**INSTRUCTION**
Here are some records; copy every line that holds the word "slot".

(Dataset entries)

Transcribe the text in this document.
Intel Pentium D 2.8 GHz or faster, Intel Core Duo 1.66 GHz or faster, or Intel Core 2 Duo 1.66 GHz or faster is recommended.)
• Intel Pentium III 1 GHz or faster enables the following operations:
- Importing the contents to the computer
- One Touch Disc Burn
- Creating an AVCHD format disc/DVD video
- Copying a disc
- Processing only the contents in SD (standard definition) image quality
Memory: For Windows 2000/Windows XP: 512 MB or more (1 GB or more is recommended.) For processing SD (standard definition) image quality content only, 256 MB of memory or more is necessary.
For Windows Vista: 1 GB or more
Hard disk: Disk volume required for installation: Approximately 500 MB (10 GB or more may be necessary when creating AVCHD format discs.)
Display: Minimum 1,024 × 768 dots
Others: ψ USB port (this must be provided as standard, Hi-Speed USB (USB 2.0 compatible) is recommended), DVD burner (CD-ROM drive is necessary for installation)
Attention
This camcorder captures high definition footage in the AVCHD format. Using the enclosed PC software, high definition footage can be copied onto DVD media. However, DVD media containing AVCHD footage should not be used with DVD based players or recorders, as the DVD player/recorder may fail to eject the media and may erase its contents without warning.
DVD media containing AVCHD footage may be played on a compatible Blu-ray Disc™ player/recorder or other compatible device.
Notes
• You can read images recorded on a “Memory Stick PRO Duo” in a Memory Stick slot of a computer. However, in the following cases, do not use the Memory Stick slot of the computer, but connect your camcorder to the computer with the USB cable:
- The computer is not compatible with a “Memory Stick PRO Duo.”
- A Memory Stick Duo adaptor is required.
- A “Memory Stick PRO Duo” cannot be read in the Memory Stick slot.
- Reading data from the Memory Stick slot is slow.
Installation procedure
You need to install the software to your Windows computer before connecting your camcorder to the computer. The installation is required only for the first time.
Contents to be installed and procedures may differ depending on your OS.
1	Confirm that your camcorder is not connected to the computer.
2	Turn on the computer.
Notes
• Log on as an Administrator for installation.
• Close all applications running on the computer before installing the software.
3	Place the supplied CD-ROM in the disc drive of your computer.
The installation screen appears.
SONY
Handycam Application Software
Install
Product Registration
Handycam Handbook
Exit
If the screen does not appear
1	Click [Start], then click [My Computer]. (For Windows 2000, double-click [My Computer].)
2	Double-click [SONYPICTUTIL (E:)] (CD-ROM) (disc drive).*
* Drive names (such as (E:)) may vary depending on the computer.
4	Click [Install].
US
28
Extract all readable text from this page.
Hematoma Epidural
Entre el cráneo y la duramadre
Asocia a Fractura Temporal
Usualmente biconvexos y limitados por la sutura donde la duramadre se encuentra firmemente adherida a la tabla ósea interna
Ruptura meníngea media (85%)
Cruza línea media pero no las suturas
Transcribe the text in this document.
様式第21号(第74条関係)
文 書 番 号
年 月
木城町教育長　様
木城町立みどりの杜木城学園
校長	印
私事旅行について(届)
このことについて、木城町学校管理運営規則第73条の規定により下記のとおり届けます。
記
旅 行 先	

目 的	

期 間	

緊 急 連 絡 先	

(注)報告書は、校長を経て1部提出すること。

**FULL ANSWER**
• You can read images recorded on a “Memory Stick PRO Duo” in a Memory Stick slot of a computer. However, in the following cases, do not use the Memory Stick slot of the computer, but connect your camcorder to the computer with the USB cable:
- A “Memory Stick PRO Duo” cannot be read in the Memory Stick slot.
- Reading data from the Memory Stick slot is slow.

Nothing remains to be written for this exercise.